Description of the task: Extract every line where the string "Intensity" appears.

Task input:
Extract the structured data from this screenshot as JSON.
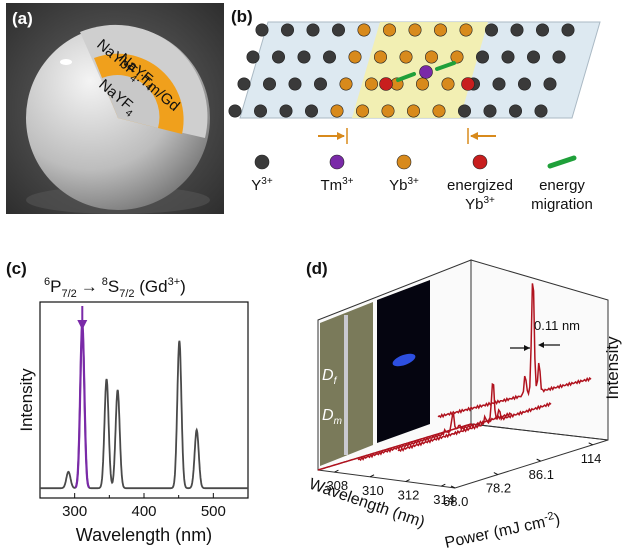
{
  "panel_a": {
    "label": "(a)",
    "shells": {
      "outer": "NaYF",
      "outer_sub": "4",
      "middle": "NaYbF",
      "middle_sub": "4",
      "middle_suffix": ":Tm/Gd",
      "inner": "NaYF",
      "inner_sub": "4"
    }
  },
  "panel_b": {
    "label": "(b)",
    "legend": [
      {
        "text": "Y",
        "sup": "3+",
        "color": "#3a3a3a"
      },
      {
        "text": "Tm",
        "sup": "3+",
        "color": "#7a2aa8"
      },
      {
        "text": "Yb",
        "sup": "3+",
        "color": "#d88a1c"
      },
      {
        "text": "energized",
        "text2": "Yb",
        "sup": "3+",
        "color": "#c81e1e"
      },
      {
        "text": "energy",
        "text2": "migration",
        "color": "#1fa03a"
      }
    ]
  },
  "panel_c": {
    "label": "(c)",
    "transition": {
      "a": "6",
      "b": "P",
      "b_sub": "7/2",
      "arrow": "→",
      "c": "8",
      "d": "S",
      "d_sub": "7/2",
      "e": " (Gd",
      "e_sup": "3+",
      "f": ")"
    },
    "chart_data": {
      "type": "line",
      "xlabel": "Wavelength (nm)",
      "ylabel": "Intensity",
      "xlim": [
        250,
        550
      ],
      "xticks": [
        "300",
        "400",
        "500"
      ],
      "peaks": [
        {
          "x": 291,
          "y": 0.09
        },
        {
          "x": 311,
          "y": 0.9,
          "highlight": true
        },
        {
          "x": 346,
          "y": 0.6
        },
        {
          "x": 362,
          "y": 0.54
        },
        {
          "x": 451,
          "y": 0.81
        },
        {
          "x": 476,
          "y": 0.32
        }
      ]
    }
  },
  "panel_d": {
    "label": "(d)",
    "inset": {
      "df": "D",
      "df_sub": "f",
      "dm": "D",
      "dm_sub": "m"
    },
    "linewidth": "0.11 nm",
    "chart_data": {
      "type": "line",
      "xlabel": "Wavelength (nm)",
      "ylabel": "Power (mJ cm",
      "ylabel_sup": "-2",
      "ylabel_end": ")",
      "zlabel": "Intensity",
      "wavelength_ticks": [
        "308",
        "310",
        "312",
        "314"
      ],
      "power_ticks": [
        "68.0",
        "78.2",
        "86.1",
        "114"
      ],
      "series_powers": [
        68.0,
        78.2,
        86.1,
        114
      ]
    }
  }
}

Exercise output:
      "ylabel": "Intensity",
      "zlabel": "Intensity",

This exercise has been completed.